Directions
Copy every line with the string "JSON" in it.

Exercise input
※

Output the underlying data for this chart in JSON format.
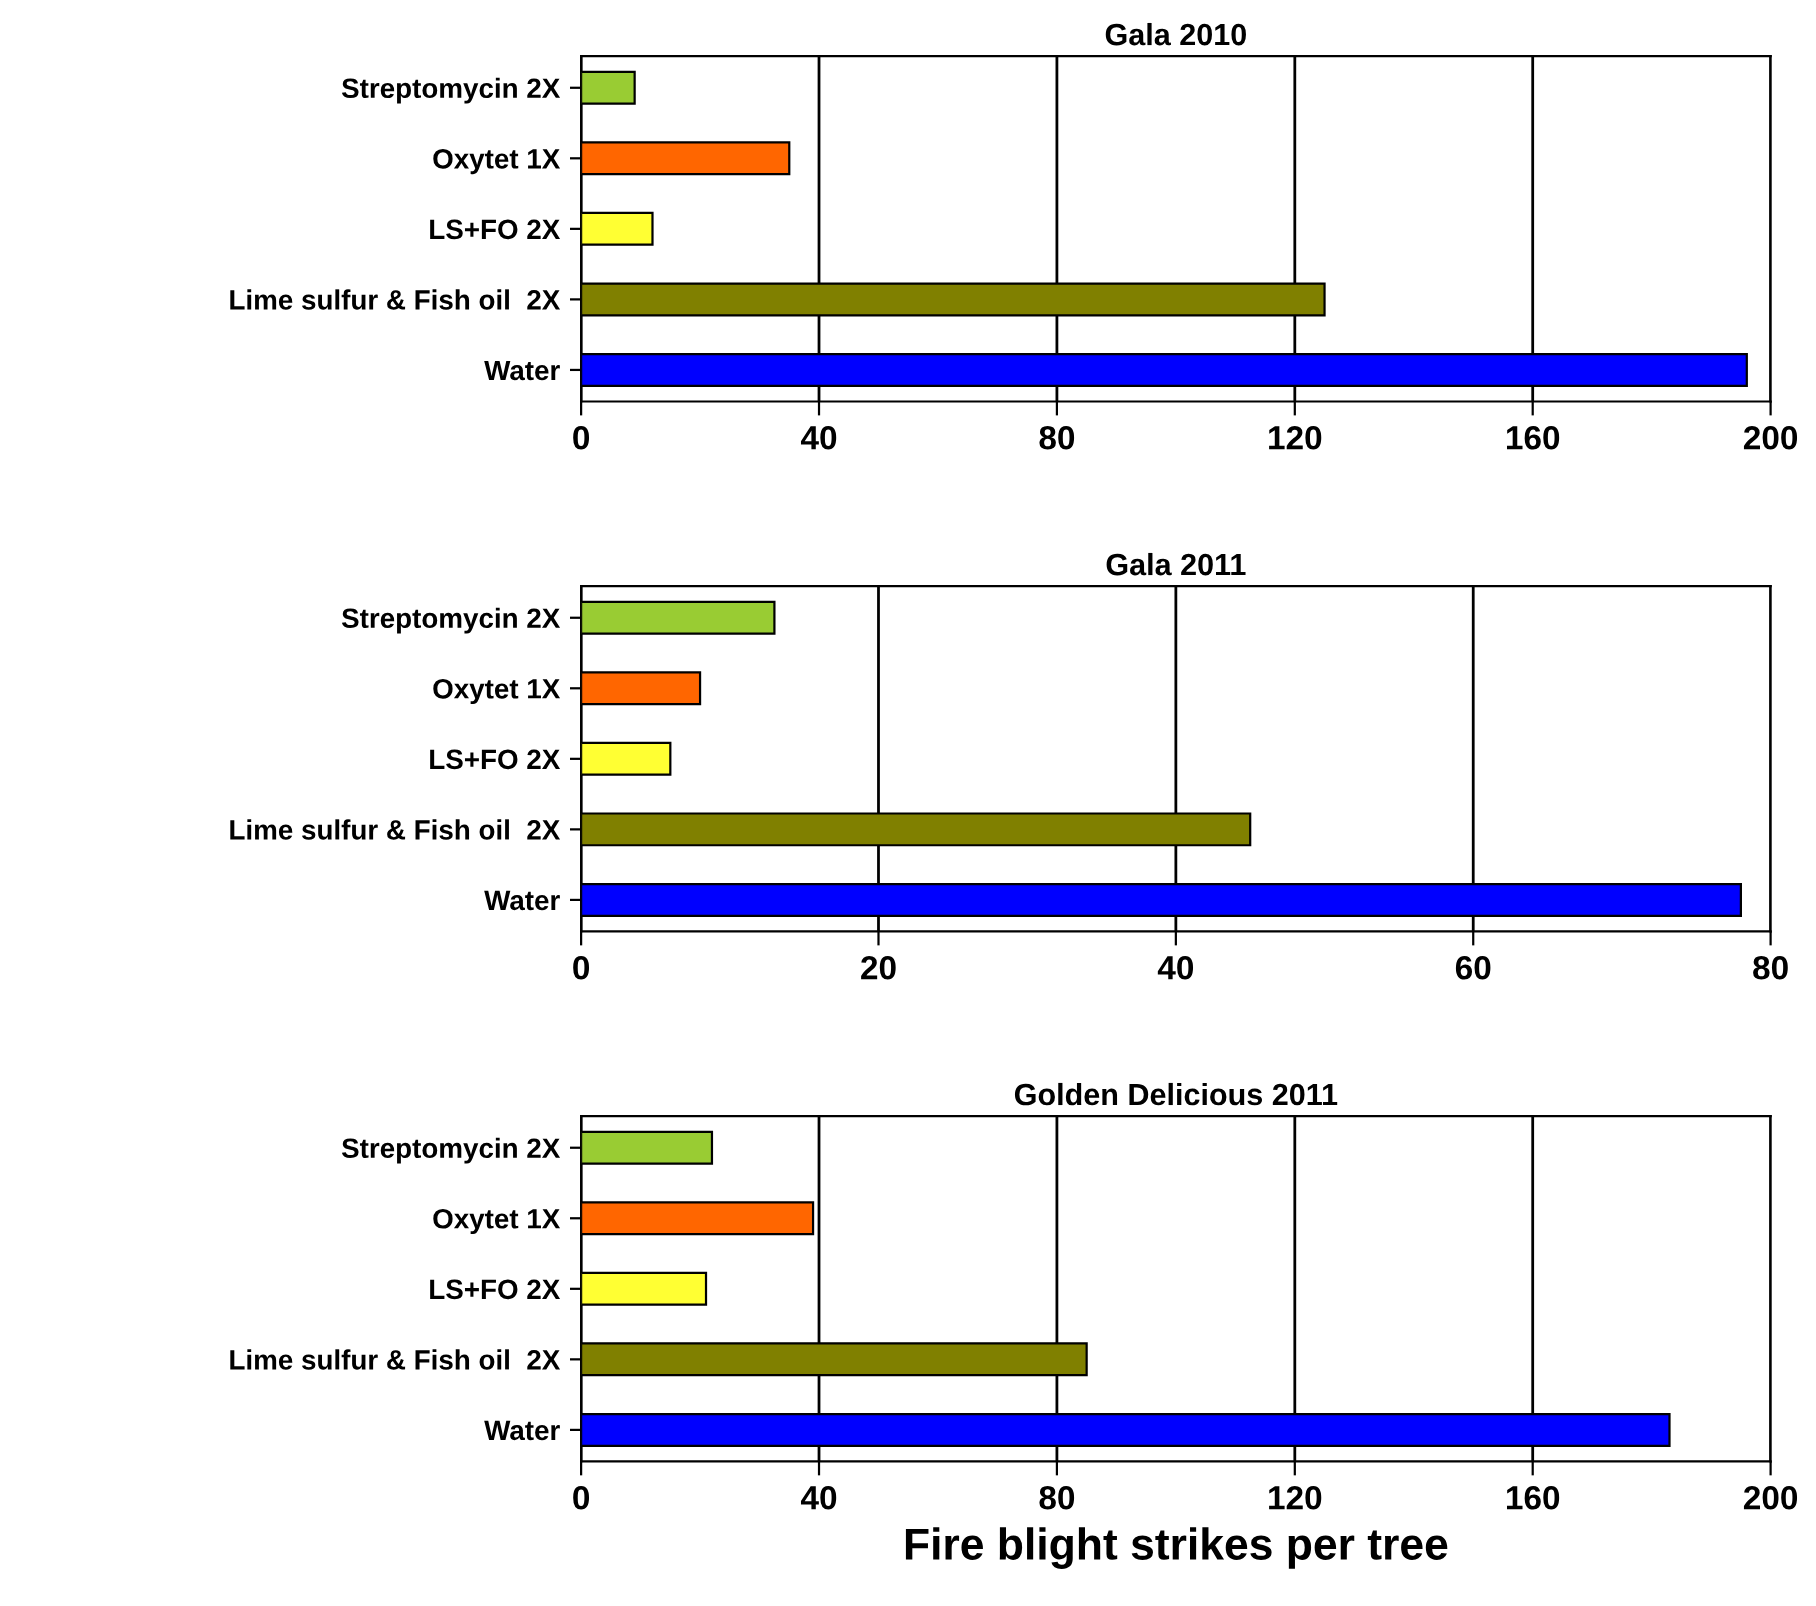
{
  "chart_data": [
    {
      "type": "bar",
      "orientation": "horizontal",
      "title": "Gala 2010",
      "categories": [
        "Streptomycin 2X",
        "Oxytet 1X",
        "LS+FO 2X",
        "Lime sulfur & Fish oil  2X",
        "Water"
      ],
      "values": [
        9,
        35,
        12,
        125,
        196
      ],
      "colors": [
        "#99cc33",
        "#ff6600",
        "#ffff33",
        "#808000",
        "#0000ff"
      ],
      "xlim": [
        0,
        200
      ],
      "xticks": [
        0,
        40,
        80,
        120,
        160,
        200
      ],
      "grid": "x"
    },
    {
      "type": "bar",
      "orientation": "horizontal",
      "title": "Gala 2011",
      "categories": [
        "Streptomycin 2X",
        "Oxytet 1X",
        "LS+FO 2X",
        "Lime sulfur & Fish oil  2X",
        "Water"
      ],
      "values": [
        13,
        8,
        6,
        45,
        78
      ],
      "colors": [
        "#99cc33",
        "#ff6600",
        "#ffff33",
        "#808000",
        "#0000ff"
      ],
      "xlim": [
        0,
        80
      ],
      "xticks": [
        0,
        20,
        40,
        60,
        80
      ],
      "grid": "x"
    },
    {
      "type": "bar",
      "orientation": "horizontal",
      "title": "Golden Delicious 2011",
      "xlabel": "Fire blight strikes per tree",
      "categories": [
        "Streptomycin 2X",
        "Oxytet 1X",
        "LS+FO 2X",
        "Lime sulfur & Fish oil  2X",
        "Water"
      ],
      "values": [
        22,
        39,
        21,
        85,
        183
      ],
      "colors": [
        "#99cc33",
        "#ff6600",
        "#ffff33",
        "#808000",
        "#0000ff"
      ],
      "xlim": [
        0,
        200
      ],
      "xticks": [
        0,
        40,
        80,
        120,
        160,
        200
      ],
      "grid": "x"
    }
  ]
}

※

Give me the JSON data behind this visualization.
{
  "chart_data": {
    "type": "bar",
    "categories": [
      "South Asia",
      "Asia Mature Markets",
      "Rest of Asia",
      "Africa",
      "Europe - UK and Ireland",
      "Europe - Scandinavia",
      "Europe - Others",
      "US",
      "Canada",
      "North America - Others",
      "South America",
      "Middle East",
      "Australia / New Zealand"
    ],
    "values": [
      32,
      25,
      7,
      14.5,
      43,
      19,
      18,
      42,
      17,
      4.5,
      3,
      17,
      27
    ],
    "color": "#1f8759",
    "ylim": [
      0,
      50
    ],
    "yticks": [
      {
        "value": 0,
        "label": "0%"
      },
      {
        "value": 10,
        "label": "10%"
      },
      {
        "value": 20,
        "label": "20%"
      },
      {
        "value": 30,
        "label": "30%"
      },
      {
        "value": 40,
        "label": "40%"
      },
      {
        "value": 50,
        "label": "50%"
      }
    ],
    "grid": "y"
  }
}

※

Response to the task
Output the underlying data for this chart in JSON format.
Give me the JSON data behind this visualization.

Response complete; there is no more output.